GIVEN EXERCISE: The records are to be restated in their entirety, word for word.
>> Begin GIVEN DATA
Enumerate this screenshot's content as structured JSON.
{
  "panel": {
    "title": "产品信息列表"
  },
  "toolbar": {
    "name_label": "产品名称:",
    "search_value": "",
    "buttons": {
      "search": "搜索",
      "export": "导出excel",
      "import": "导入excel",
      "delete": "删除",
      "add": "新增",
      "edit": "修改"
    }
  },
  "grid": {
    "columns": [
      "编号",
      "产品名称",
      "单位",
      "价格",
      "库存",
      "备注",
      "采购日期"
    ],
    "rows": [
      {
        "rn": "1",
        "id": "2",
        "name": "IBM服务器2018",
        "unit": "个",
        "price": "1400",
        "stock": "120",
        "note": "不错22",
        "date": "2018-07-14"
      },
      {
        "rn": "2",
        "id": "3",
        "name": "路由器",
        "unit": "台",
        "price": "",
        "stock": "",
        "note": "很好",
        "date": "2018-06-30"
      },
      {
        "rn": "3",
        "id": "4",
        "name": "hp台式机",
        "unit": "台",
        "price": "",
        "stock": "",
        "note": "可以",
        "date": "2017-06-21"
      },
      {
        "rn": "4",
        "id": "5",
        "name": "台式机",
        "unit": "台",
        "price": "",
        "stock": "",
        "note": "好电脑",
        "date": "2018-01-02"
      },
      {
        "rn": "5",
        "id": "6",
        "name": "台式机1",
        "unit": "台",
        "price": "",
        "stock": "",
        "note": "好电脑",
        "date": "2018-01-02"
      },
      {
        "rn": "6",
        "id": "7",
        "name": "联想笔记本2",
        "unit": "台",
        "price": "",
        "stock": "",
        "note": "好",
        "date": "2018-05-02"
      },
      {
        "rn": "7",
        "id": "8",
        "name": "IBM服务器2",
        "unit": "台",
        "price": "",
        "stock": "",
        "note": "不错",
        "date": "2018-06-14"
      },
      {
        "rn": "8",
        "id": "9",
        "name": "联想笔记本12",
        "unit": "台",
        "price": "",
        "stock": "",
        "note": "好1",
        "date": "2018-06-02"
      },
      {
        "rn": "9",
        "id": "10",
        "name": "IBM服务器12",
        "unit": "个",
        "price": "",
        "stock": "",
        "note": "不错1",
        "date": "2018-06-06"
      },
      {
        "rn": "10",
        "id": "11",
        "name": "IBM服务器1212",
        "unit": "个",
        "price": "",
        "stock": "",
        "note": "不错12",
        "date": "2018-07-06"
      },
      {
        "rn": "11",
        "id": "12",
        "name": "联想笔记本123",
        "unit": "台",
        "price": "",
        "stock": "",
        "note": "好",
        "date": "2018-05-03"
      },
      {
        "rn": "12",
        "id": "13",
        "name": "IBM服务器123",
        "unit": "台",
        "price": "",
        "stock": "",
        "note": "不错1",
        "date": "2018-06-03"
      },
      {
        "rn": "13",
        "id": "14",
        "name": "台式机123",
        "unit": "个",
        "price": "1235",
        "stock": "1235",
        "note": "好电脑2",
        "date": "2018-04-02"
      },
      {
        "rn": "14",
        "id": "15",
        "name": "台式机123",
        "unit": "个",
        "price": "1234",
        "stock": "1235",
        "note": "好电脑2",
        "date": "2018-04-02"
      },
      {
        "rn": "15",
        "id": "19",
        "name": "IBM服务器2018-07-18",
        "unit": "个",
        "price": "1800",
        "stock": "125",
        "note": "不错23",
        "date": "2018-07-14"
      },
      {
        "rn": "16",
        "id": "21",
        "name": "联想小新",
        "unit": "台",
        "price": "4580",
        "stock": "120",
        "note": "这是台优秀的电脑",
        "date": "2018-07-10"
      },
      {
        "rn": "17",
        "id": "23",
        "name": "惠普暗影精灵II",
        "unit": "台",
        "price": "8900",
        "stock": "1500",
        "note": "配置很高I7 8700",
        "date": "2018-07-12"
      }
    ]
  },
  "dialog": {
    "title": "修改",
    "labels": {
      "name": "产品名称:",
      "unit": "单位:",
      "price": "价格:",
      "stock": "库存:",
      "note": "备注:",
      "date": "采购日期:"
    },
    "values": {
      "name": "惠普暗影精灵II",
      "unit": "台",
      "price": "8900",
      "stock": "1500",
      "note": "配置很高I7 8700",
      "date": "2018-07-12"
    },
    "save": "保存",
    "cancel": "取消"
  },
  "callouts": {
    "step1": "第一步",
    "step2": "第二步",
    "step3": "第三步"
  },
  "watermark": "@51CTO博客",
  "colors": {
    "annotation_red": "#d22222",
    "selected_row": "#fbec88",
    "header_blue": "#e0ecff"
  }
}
>> End GIVEN DATA
FINISHED TASK:
Enumerate this screenshot's content as structured JSON.
{
  "panel": {
    "title": "产品信息列表"
  },
  "toolbar": {
    "name_label": "产品名称:",
    "search_value": "",
    "buttons": {
      "search": "搜索",
      "export": "导出excel",
      "import": "导入excel",
      "delete": "删除",
      "add": "新增",
      "edit": "修改"
    }
  },
  "grid": {
    "columns": [
      "编号",
      "产品名称",
      "单位",
      "价格",
      "库存",
      "备注",
      "采购日期"
    ],
    "rows": [
      {
        "rn": "1",
        "id": "2",
        "name": "IBM服务器2018",
        "unit": "个",
        "price": "1400",
        "stock": "120",
        "note": "不错22",
        "date": "2018-07-14"
      },
      {
        "rn": "2",
        "id": "3",
        "name": "路由器",
        "unit": "台",
        "price": "",
        "stock": "",
        "note": "很好",
        "date": "2018-06-30"
      },
      {
        "rn": "3",
        "id": "4",
        "name": "hp台式机",
        "unit": "台",
        "price": "",
        "stock": "",
        "note": "可以",
        "date": "2017-06-21"
      },
      {
        "rn": "4",
        "id": "5",
        "name": "台式机",
        "unit": "台",
        "price": "",
        "stock": "",
        "note": "好电脑",
        "date": "2018-01-02"
      },
      {
        "rn": "5",
        "id": "6",
        "name": "台式机1",
        "unit": "台",
        "price": "",
        "stock": "",
        "note": "好电脑",
        "date": "2018-01-02"
      },
      {
        "rn": "6",
        "id": "7",
        "name": "联想笔记本2",
        "unit": "台",
        "price": "",
        "stock": "",
        "note": "好",
        "date": "2018-05-02"
      },
      {
        "rn": "7",
        "id": "8",
        "name": "IBM服务器2",
        "unit": "台",
        "price": "",
        "stock": "",
        "note": "不错",
        "date": "2018-06-14"
      },
      {
        "rn": "8",
        "id": "9",
        "name": "联想笔记本12",
        "unit": "台",
        "price": "",
        "stock": "",
        "note": "好1",
        "date": "2018-06-02"
      },
      {
        "rn": "9",
        "id": "10",
        "name": "IBM服务器12",
        "unit": "个",
        "price": "",
        "stock": "",
        "note": "不错1",
        "date": "2018-06-06"
      },
      {
        "rn": "10",
        "id": "11",
        "name": "IBM服务器1212",
        "unit": "个",
        "price": "",
        "stock": "",
        "note": "不错12",
        "date": "2018-07-06"
      },
      {
        "rn": "11",
        "id": "12",
        "name": "联想笔记本123",
        "unit": "台",
        "price": "",
        "stock": "",
        "note": "好",
        "date": "2018-05-03"
      },
      {
        "rn": "12",
        "id": "13",
        "name": "IBM服务器123",
        "unit": "台",
        "price": "",
        "stock": "",
        "note": "不错1",
        "date": "2018-06-03"
      },
      {
        "rn": "13",
        "id": "14",
        "name": "台式机123",
        "unit": "个",
        "price": "1235",
        "stock": "1235",
        "note": "好电脑2",
        "date": "2018-04-02"
      },
      {
        "rn": "14",
        "id": "15",
        "name": "台式机123",
        "unit": "个",
        "price": "1234",
        "stock": "1235",
        "note": "好电脑2",
        "date": "2018-04-02"
      },
      {
        "rn": "15",
        "id": "19",
        "name": "IBM服务器2018-07-18",
        "unit": "个",
        "price": "1800",
        "stock": "125",
        "note": "不错23",
        "date": "2018-07-14"
      },
      {
        "rn": "16",
        "id": "21",
        "name": "联想小新",
        "unit": "台",
        "price": "4580",
        "stock": "120",
        "note": "这是台优秀的电脑",
        "date": "2018-07-10"
      },
      {
        "rn": "17",
        "id": "23",
        "name": "惠普暗影精灵II",
        "unit": "台",
        "price": "8900",
        "stock": "1500",
        "note": "配置很高I7 8700",
        "date": "2018-07-12"
      }
    ]
  },
  "dialog": {
    "title": "修改",
    "labels": {
      "name": "产品名称:",
      "unit": "单位:",
      "price": "价格:",
      "stock": "库存:",
      "note": "备注:",
      "date": "采购日期:"
    },
    "values": {
      "name": "惠普暗影精灵II",
      "unit": "台",
      "price": "8900",
      "stock": "1500",
      "note": "配置很高I7 8700",
      "date": "2018-07-12"
    },
    "save": "保存",
    "cancel": "取消"
  },
  "callouts": {
    "step1": "第一步",
    "step2": "第二步",
    "step3": "第三步"
  },
  "watermark": "@51CTO博客",
  "colors": {
    "annotation_red": "#d22222",
    "selected_row": "#fbec88",
    "header_blue": "#e0ecff"
  }
}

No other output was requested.